Written task :: For the listing below, give the count of lines containing the string "Teléfono" and nothing else.

### Supplied data

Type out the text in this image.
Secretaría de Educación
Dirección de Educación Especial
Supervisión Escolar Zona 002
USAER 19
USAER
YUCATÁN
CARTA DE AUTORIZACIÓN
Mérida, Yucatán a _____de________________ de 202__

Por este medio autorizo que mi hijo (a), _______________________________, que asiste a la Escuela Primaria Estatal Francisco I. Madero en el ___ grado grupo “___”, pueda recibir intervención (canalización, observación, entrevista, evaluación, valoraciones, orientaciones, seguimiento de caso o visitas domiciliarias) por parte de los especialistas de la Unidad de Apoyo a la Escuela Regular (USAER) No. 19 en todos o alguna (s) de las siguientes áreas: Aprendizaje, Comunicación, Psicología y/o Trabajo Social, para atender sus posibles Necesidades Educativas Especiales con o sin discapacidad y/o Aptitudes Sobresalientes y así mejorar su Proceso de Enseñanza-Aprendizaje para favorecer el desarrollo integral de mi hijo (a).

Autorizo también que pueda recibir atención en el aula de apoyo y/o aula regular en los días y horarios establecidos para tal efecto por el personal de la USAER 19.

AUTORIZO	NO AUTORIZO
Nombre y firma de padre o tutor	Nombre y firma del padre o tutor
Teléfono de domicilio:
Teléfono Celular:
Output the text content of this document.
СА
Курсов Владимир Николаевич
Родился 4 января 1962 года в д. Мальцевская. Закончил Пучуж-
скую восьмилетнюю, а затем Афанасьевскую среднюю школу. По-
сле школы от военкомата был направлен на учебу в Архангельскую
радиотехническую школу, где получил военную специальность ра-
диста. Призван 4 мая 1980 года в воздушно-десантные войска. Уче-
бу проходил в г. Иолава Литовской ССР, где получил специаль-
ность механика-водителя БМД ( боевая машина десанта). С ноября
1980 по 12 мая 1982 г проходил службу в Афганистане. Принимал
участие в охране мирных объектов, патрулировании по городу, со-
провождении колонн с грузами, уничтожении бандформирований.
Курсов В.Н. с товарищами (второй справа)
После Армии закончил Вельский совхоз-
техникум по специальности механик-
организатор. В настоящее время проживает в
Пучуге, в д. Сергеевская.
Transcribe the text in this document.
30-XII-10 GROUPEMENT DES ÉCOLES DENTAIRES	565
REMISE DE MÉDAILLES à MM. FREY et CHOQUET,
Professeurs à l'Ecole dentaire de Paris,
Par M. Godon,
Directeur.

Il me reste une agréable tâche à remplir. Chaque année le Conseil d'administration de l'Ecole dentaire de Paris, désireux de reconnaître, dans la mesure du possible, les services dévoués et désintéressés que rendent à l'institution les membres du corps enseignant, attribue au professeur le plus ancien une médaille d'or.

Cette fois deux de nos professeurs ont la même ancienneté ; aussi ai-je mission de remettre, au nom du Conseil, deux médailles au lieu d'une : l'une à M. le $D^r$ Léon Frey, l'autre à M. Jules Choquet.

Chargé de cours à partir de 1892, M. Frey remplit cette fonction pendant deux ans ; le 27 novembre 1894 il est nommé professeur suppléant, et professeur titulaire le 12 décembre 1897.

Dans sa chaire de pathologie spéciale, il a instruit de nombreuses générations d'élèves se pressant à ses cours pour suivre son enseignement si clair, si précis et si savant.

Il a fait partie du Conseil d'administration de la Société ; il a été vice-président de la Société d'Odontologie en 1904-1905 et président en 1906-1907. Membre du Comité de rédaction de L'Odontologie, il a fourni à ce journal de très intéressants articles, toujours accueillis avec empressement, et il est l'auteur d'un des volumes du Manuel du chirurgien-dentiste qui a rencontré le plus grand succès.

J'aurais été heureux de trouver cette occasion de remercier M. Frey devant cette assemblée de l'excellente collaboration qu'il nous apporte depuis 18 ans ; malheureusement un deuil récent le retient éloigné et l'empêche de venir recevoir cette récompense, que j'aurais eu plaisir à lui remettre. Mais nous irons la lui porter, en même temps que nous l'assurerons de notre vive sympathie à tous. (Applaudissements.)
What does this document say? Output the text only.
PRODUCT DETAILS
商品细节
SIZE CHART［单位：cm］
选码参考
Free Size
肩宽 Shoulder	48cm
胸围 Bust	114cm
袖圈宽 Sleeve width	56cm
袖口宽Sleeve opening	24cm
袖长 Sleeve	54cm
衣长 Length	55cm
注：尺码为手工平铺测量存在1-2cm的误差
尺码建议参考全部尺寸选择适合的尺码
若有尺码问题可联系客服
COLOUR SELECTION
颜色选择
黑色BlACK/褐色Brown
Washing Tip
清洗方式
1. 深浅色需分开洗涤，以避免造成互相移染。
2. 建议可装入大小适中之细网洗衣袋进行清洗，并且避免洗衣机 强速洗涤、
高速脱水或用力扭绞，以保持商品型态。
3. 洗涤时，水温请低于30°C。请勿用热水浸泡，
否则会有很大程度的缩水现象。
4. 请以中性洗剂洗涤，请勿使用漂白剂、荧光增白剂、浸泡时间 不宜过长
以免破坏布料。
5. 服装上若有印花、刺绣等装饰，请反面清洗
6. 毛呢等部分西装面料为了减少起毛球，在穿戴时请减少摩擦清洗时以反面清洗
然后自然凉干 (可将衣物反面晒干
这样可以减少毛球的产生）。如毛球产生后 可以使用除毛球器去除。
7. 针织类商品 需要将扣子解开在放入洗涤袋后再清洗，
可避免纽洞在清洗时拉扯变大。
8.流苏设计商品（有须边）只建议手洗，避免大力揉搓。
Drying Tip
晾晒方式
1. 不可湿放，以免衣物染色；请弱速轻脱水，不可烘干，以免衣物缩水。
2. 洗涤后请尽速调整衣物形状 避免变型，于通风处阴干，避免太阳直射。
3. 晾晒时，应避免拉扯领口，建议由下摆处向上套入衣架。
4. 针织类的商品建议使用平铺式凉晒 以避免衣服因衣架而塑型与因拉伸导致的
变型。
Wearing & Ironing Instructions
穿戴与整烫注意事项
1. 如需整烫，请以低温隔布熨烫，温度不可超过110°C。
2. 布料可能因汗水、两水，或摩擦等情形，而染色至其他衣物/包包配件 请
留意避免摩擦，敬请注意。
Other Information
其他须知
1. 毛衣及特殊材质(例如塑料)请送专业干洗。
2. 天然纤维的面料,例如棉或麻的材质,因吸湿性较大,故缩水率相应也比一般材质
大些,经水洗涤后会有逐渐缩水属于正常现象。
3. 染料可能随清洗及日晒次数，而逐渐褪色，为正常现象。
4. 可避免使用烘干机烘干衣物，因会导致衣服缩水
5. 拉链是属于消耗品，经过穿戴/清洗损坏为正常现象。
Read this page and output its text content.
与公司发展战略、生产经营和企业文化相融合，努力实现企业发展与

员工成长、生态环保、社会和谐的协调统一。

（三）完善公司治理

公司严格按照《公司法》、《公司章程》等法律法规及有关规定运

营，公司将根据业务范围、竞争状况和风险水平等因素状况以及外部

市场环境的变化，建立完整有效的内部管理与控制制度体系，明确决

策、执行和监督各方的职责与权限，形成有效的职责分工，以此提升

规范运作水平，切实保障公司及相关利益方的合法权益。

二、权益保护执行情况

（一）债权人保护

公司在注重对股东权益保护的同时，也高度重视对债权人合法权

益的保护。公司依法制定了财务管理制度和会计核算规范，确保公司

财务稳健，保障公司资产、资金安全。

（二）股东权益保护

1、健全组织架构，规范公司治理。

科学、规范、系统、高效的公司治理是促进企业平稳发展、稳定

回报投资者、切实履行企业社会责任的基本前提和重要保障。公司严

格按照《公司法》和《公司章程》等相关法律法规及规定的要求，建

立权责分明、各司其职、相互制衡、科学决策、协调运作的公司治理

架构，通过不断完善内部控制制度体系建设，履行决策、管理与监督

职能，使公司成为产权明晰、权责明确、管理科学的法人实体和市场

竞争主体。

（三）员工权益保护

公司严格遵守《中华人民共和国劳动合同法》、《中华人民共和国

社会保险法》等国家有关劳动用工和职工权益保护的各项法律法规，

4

######

Task response :: 2